• [Task to carry out]: For this exercise, repeat all of the material verbatim apart from its images.

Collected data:

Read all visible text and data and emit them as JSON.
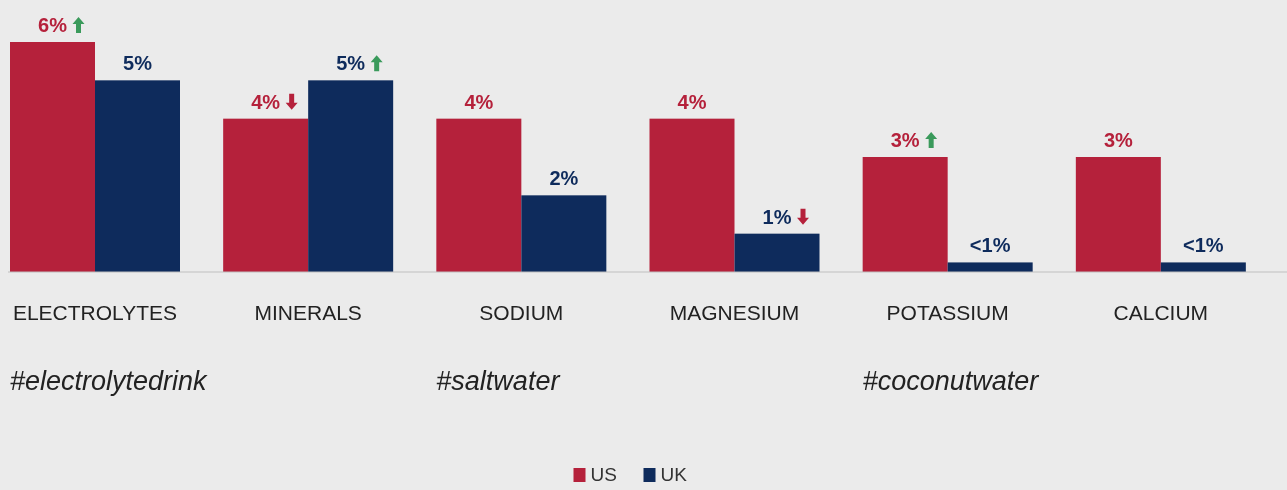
{
  "chart_data": {
    "type": "bar",
    "categories": [
      "ELECTROLYTES",
      "MINERALS",
      "SODIUM",
      "MAGNESIUM",
      "POTASSIUM",
      "CALCIUM"
    ],
    "series": [
      {
        "name": "US",
        "color": "#b5213b",
        "values": [
          6,
          4,
          4,
          4,
          3,
          3
        ],
        "value_labels": [
          "6%",
          "4%",
          "4%",
          "4%",
          "3%",
          "3%"
        ]
      },
      {
        "name": "UK",
        "color": "#0e2b5c",
        "values": [
          5,
          5,
          2,
          1,
          0.25,
          0.25
        ],
        "value_labels": [
          "5%",
          "5%",
          "2%",
          "1%",
          "<1%",
          "<1%"
        ]
      }
    ],
    "annotations": [
      "#electrolytedrink",
      "#saltwater",
      "#coconutwater"
    ],
    "legend": "bottom",
    "grid": false
  }
}
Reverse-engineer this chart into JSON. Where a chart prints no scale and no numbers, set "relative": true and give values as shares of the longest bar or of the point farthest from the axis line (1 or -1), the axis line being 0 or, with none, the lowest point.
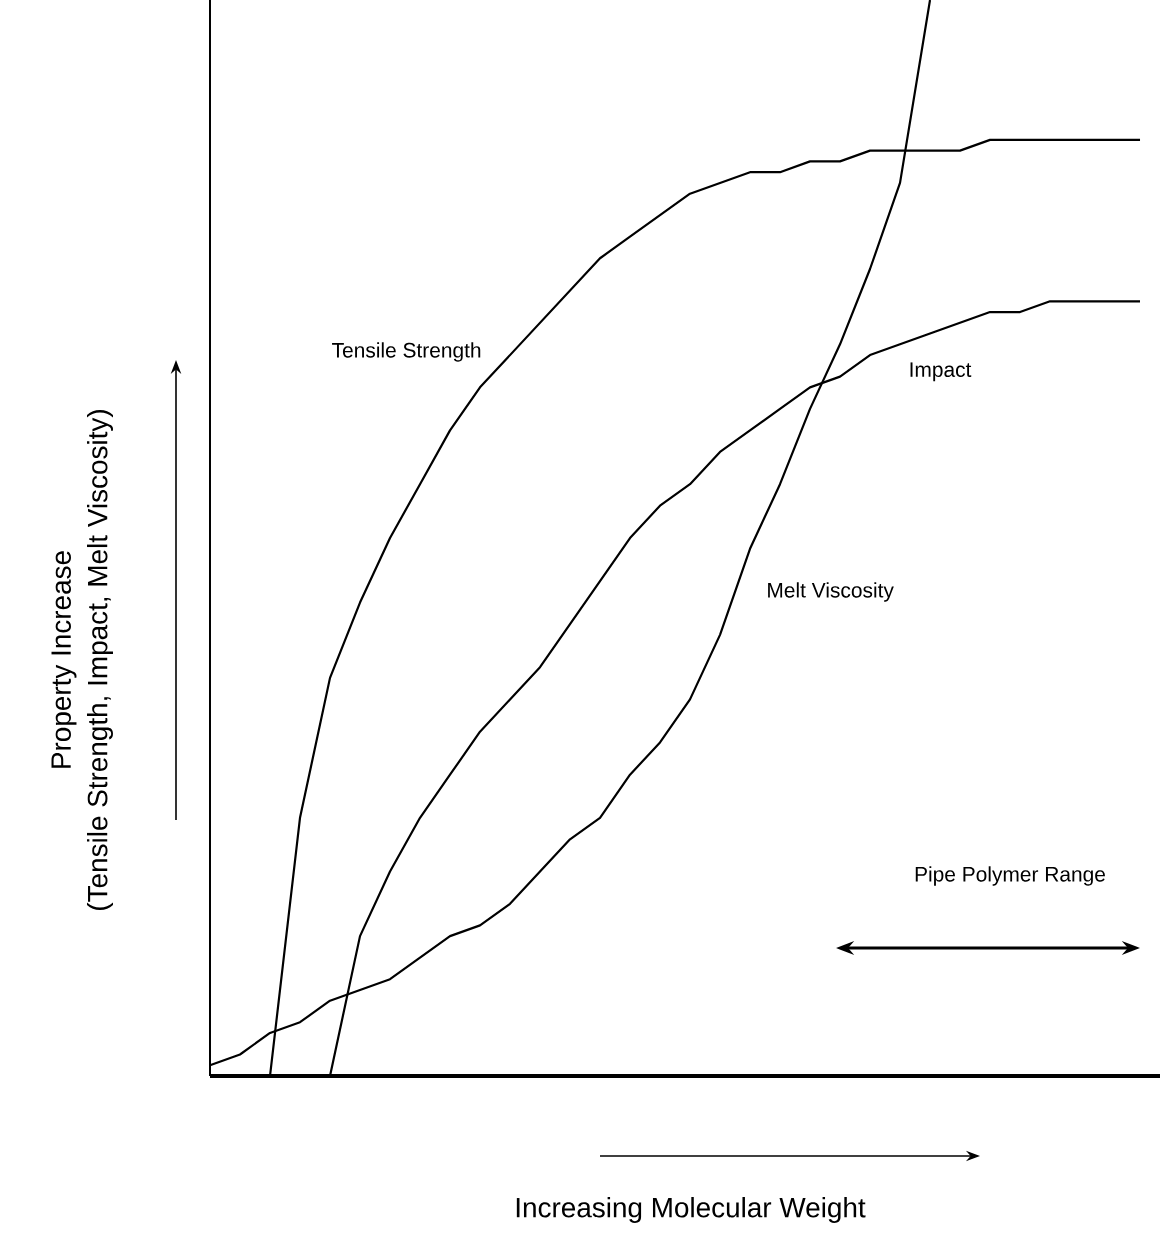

• [Final result]:
Read all visible text and data and emit them as JSON.
{
  "chart_data": {
    "type": "bar",
    "categories": [
      "ELECTROLYTES",
      "MINERALS",
      "SODIUM",
      "MAGNESIUM",
      "POTASSIUM",
      "CALCIUM"
    ],
    "series": [
      {
        "name": "US",
        "color": "#b5213b",
        "values": [
          6,
          4,
          4,
          4,
          3,
          3
        ],
        "value_labels": [
          "6%",
          "4%",
          "4%",
          "4%",
          "3%",
          "3%"
        ]
      },
      {
        "name": "UK",
        "color": "#0e2b5c",
        "values": [
          5,
          5,
          2,
          1,
          0.25,
          0.25
        ],
        "value_labels": [
          "5%",
          "5%",
          "2%",
          "1%",
          "<1%",
          "<1%"
        ]
      }
    ],
    "annotations": [
      "#electrolytedrink",
      "#saltwater",
      "#coconutwater"
    ],
    "legend": "bottom",
    "grid": false
  }
}
Reverse-engineer this chart into JSON. Where a chart prints no scale and no numbers, set "relative": true and give values as shares of the longest bar or of the point farthest from the axis line (1 or -1), the axis line being 0 or, with none, the lowest point.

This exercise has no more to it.